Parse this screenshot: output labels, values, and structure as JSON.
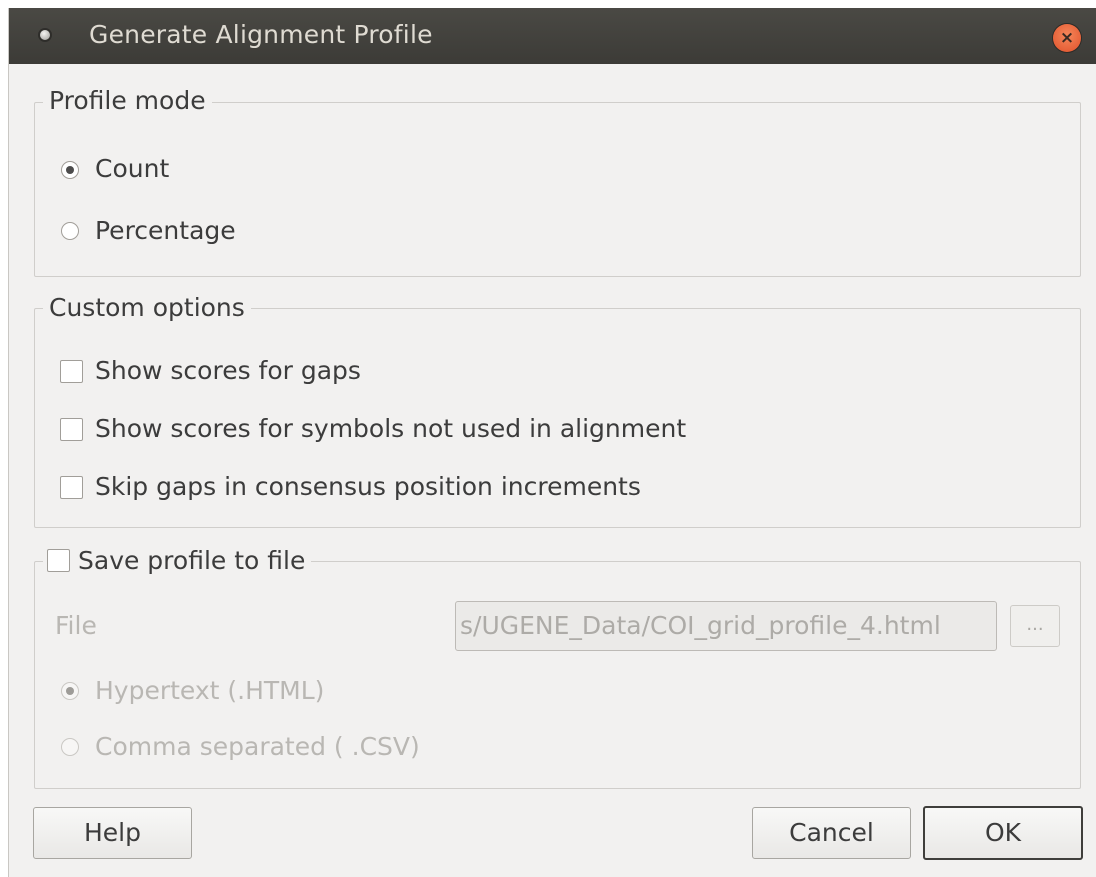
{
  "window": {
    "title": "Generate Alignment Profile",
    "close_icon": "×"
  },
  "profile_mode": {
    "legend": "Profile mode",
    "options": [
      {
        "label": "Count",
        "checked": true
      },
      {
        "label": "Percentage",
        "checked": false
      }
    ]
  },
  "custom_options": {
    "legend": "Custom options",
    "checkboxes": [
      {
        "label": "Show scores for gaps",
        "checked": false
      },
      {
        "label": "Show scores for symbols not used in alignment",
        "checked": false
      },
      {
        "label": "Skip gaps in consensus position increments",
        "checked": false
      }
    ]
  },
  "save_profile": {
    "legend": "Save profile to file",
    "checked": false,
    "file_label": "File",
    "file_value": "s/UGENE_Data/COI_grid_profile_4.html",
    "browse_label": "...",
    "formats": [
      {
        "label": "Hypertext  (.HTML)",
        "checked": true
      },
      {
        "label": "Comma separated ( .CSV)",
        "checked": false
      }
    ]
  },
  "buttons": {
    "help": "Help",
    "cancel": "Cancel",
    "ok": "OK"
  }
}
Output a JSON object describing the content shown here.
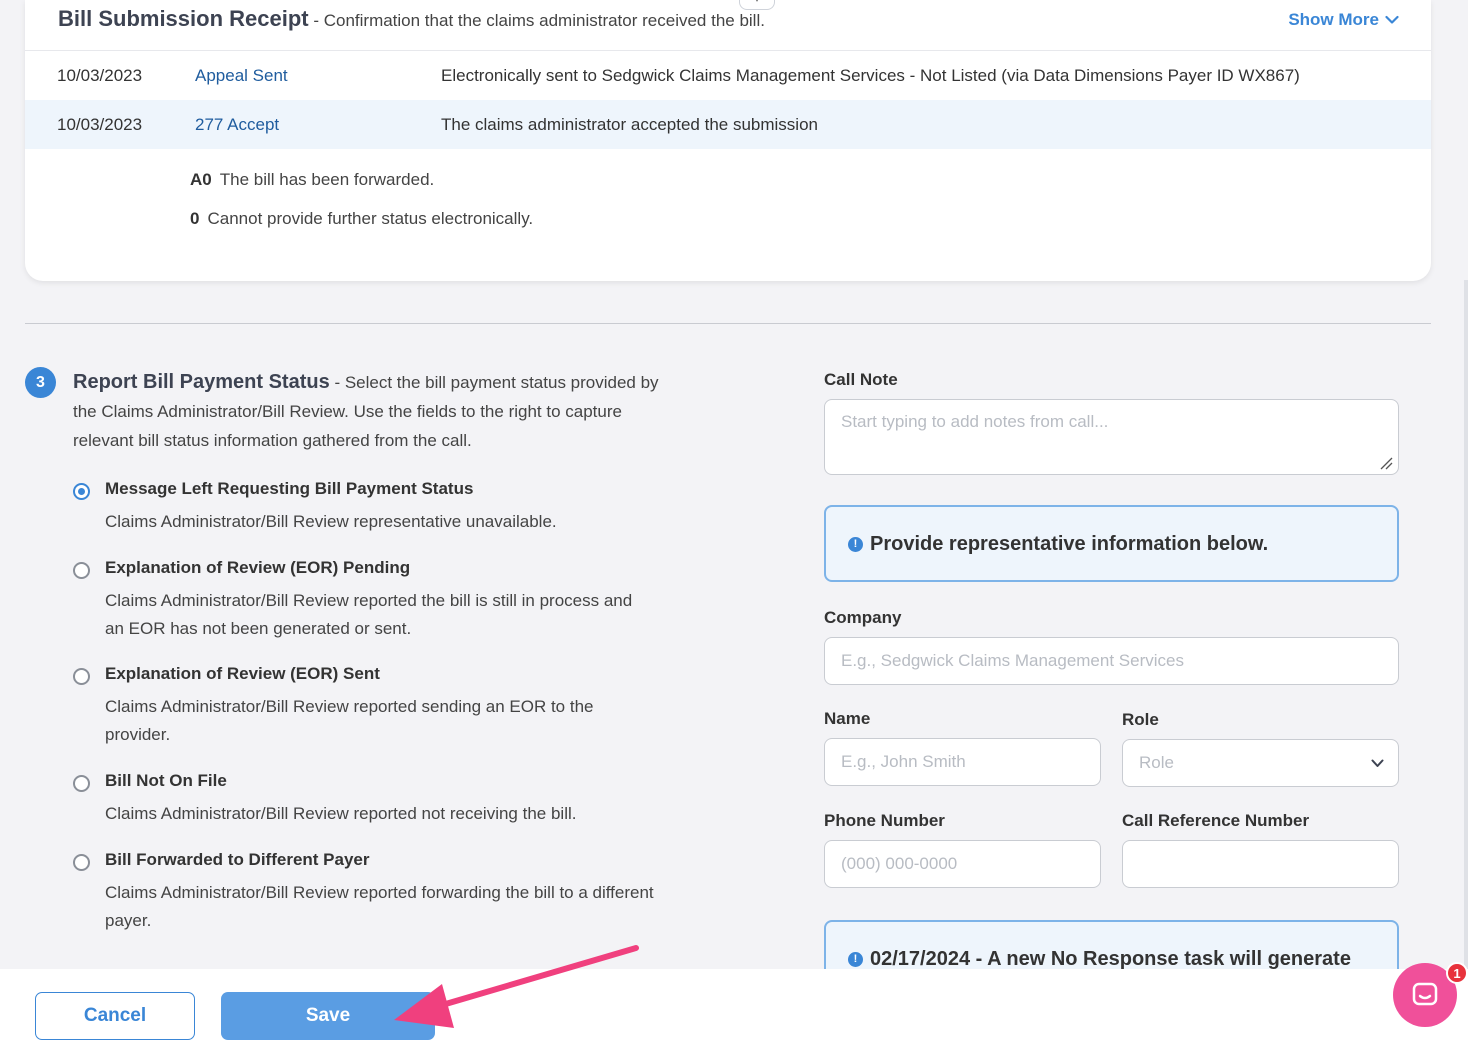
{
  "receipt": {
    "title": "Bill Submission Receipt",
    "subtitle": " - Confirmation that the claims administrator received the bill.",
    "show_more": "Show More",
    "rows": [
      {
        "date": "10/03/2023",
        "status": "Appeal Sent",
        "desc": "Electronically sent to Sedgwick Claims Management Services - Not Listed (via Data Dimensions Payer ID WX867)"
      },
      {
        "date": "10/03/2023",
        "status": "277 Accept",
        "desc": "The claims administrator accepted the submission"
      }
    ],
    "codes": [
      {
        "code": "A0",
        "text": "The bill has been forwarded."
      },
      {
        "code": "0",
        "text": "Cannot provide further status electronically."
      }
    ]
  },
  "step": {
    "number": "3",
    "title": "Report Bill Payment Status",
    "description": " - Select the bill payment status provided by the Claims Administrator/Bill Review. Use the fields to the right to capture relevant bill status information gathered from the call."
  },
  "options": [
    {
      "label": "Message Left Requesting Bill Payment Status",
      "desc": "Claims Administrator/Bill Review representative unavailable.",
      "selected": true
    },
    {
      "label": "Explanation of Review (EOR) Pending",
      "desc": "Claims Administrator/Bill Review reported the bill is still in process and an EOR has not been generated or sent.",
      "selected": false
    },
    {
      "label": "Explanation of Review (EOR) Sent",
      "desc": "Claims Administrator/Bill Review reported sending an EOR to the provider.",
      "selected": false
    },
    {
      "label": "Bill Not On File",
      "desc": "Claims Administrator/Bill Review reported not receiving the bill.",
      "selected": false
    },
    {
      "label": "Bill Forwarded to Different Payer",
      "desc": "Claims Administrator/Bill Review reported forwarding the bill to a different payer.",
      "selected": false
    }
  ],
  "form": {
    "call_note_label": "Call Note",
    "call_note_placeholder": "Start typing to add notes from call...",
    "info_message": "Provide representative information below.",
    "company_label": "Company",
    "company_placeholder": "E.g., Sedgwick Claims Management Services",
    "name_label": "Name",
    "name_placeholder": "E.g., John Smith",
    "role_label": "Role",
    "role_placeholder": "Role",
    "phone_label": "Phone Number",
    "phone_placeholder": "(000) 000-0000",
    "call_ref_label": "Call Reference Number",
    "call_ref_value": "",
    "task_notice": "02/17/2024 - A new No Response task will generate"
  },
  "footer": {
    "cancel_label": "Cancel",
    "save_label": "Save"
  },
  "chat": {
    "badge_count": "1"
  },
  "colors": {
    "accent": "#3a86d6",
    "chat": "#f0509a",
    "annotation_arrow": "#f0407e"
  }
}
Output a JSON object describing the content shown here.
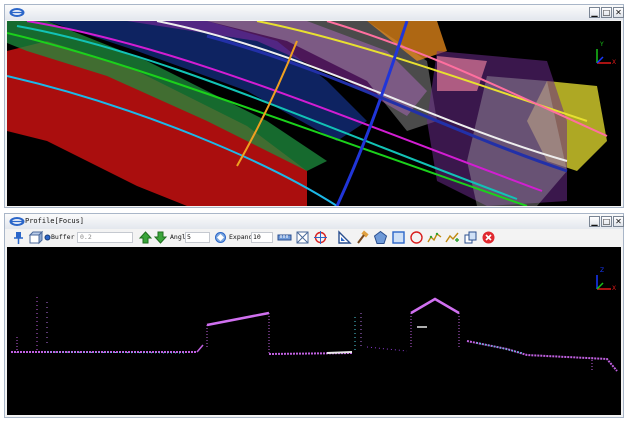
{
  "top_window": {
    "title": "",
    "buttons": {
      "minimize": "▁",
      "maximize": "□",
      "close": "✕"
    },
    "scene": "point-cloud-plan-view"
  },
  "bottom_window": {
    "title": "Profile[Focus]",
    "buttons": {
      "minimize": "▁",
      "maximize": "□",
      "close": "✕"
    },
    "toolbar": {
      "buffer": {
        "label": "Buffer",
        "value": "0.2"
      },
      "angle": {
        "label": "Angle",
        "value": "5"
      },
      "expand": {
        "label": "Expand",
        "value": "10"
      }
    },
    "scene": "point-cloud-profile-view"
  },
  "axis": {
    "x": "X",
    "y": "Y",
    "z": "Z"
  },
  "colors": {
    "viewport_bg": "#000000",
    "axis_x": "#e01818",
    "axis_y": "#18c018",
    "axis_z": "#1838ff",
    "accent_blue": "#2b66c9",
    "close_red": "#e0282f"
  },
  "icons": [
    "pin-icon",
    "layer-cube-icon",
    "arrow-up-icon",
    "arrow-down-icon",
    "rotate-icon",
    "measure-ruler-icon",
    "extent-icon",
    "target-icon",
    "triangle-ruler-icon",
    "hammer-icon",
    "polygon-icon",
    "rectangle-select-icon",
    "circle-icon",
    "polyline-icon",
    "line-add-icon",
    "export-icon",
    "close-red-icon"
  ]
}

--- OBJECTIVE ---
Quote the data exactly, leaving every image out of the copy.

--- TASK RESULT ---
Parse this screenshot: output labels, values, and structure as JSON.
{
  "window": {
    "title": "Generate Alignment Profile",
    "close_icon": "×"
  },
  "profile_mode": {
    "legend": "Profile mode",
    "options": [
      {
        "label": "Count",
        "checked": true
      },
      {
        "label": "Percentage",
        "checked": false
      }
    ]
  },
  "custom_options": {
    "legend": "Custom options",
    "checkboxes": [
      {
        "label": "Show scores for gaps",
        "checked": false
      },
      {
        "label": "Show scores for symbols not used in alignment",
        "checked": false
      },
      {
        "label": "Skip gaps in consensus position increments",
        "checked": false
      }
    ]
  },
  "save_profile": {
    "legend": "Save profile to file",
    "checked": false,
    "file_label": "File",
    "file_value": "s/UGENE_Data/COI_grid_profile_4.html",
    "browse_label": "...",
    "formats": [
      {
        "label": "Hypertext  (.HTML)",
        "checked": true
      },
      {
        "label": "Comma separated ( .CSV)",
        "checked": false
      }
    ]
  },
  "buttons": {
    "help": "Help",
    "cancel": "Cancel",
    "ok": "OK"
  }
}
Output a JSON object describing the content shown here.
{
  "receipt": {
    "title": "Bill Submission Receipt",
    "subtitle": " - Confirmation that the claims administrator received the bill.",
    "show_more": "Show More",
    "rows": [
      {
        "date": "10/03/2023",
        "status": "Appeal Sent",
        "desc": "Electronically sent to Sedgwick Claims Management Services - Not Listed (via Data Dimensions Payer ID WX867)"
      },
      {
        "date": "10/03/2023",
        "status": "277 Accept",
        "desc": "The claims administrator accepted the submission"
      }
    ],
    "codes": [
      {
        "code": "A0",
        "text": "The bill has been forwarded."
      },
      {
        "code": "0",
        "text": "Cannot provide further status electronically."
      }
    ]
  },
  "step": {
    "number": "3",
    "title": "Report Bill Payment Status",
    "description": " - Select the bill payment status provided by the Claims Administrator/Bill Review. Use the fields to the right to capture relevant bill status information gathered from the call."
  },
  "options": [
    {
      "label": "Message Left Requesting Bill Payment Status",
      "desc": "Claims Administrator/Bill Review representative unavailable.",
      "selected": true
    },
    {
      "label": "Explanation of Review (EOR) Pending",
      "desc": "Claims Administrator/Bill Review reported the bill is still in process and an EOR has not been generated or sent.",
      "selected": false
    },
    {
      "label": "Explanation of Review (EOR) Sent",
      "desc": "Claims Administrator/Bill Review reported sending an EOR to the provider.",
      "selected": false
    },
    {
      "label": "Bill Not On File",
      "desc": "Claims Administrator/Bill Review reported not receiving the bill.",
      "selected": false
    },
    {
      "label": "Bill Forwarded to Different Payer",
      "desc": "Claims Administrator/Bill Review reported forwarding the bill to a different payer.",
      "selected": false
    }
  ],
  "form": {
    "call_note_label": "Call Note",
    "call_note_placeholder": "Start typing to add notes from call...",
    "info_message": "Provide representative information below.",
    "company_label": "Company",
    "company_placeholder": "E.g., Sedgwick Claims Management Services",
    "name_label": "Name",
    "name_placeholder": "E.g., John Smith",
    "role_label": "Role",
    "role_placeholder": "Role",
    "phone_label": "Phone Number",
    "phone_placeholder": "(000) 000-0000",
    "call_ref_label": "Call Reference Number",
    "call_ref_value": "",
    "task_notice": "02/17/2024 - A new No Response task will generate"
  },
  "footer": {
    "cancel_label": "Cancel",
    "save_label": "Save"
  },
  "chat": {
    "badge_count": "1"
  },
  "colors": {
    "accent": "#3a86d6",
    "chat": "#f0509a",
    "annotation_arrow": "#f0407e"
  }
}
Output a JSON object describing the content shown here.
{
  "top_window": {
    "title": "",
    "buttons": {
      "minimize": "▁",
      "maximize": "□",
      "close": "✕"
    },
    "scene": "point-cloud-plan-view"
  },
  "bottom_window": {
    "title": "Profile[Focus]",
    "buttons": {
      "minimize": "▁",
      "maximize": "□",
      "close": "✕"
    },
    "toolbar": {
      "buffer": {
        "label": "Buffer",
        "value": "0.2"
      },
      "angle": {
        "label": "Angle",
        "value": "5"
      },
      "expand": {
        "label": "Expand",
        "value": "10"
      }
    },
    "scene": "point-cloud-profile-view"
  },
  "axis": {
    "x": "X",
    "y": "Y",
    "z": "Z"
  },
  "colors": {
    "viewport_bg": "#000000",
    "axis_x": "#e01818",
    "axis_y": "#18c018",
    "axis_z": "#1838ff",
    "accent_blue": "#2b66c9",
    "close_red": "#e0282f"
  },
  "icons": [
    "pin-icon",
    "layer-cube-icon",
    "arrow-up-icon",
    "arrow-down-icon",
    "rotate-icon",
    "measure-ruler-icon",
    "extent-icon",
    "target-icon",
    "triangle-ruler-icon",
    "hammer-icon",
    "polygon-icon",
    "rectangle-select-icon",
    "circle-icon",
    "polyline-icon",
    "line-add-icon",
    "export-icon",
    "close-red-icon"
  ]
}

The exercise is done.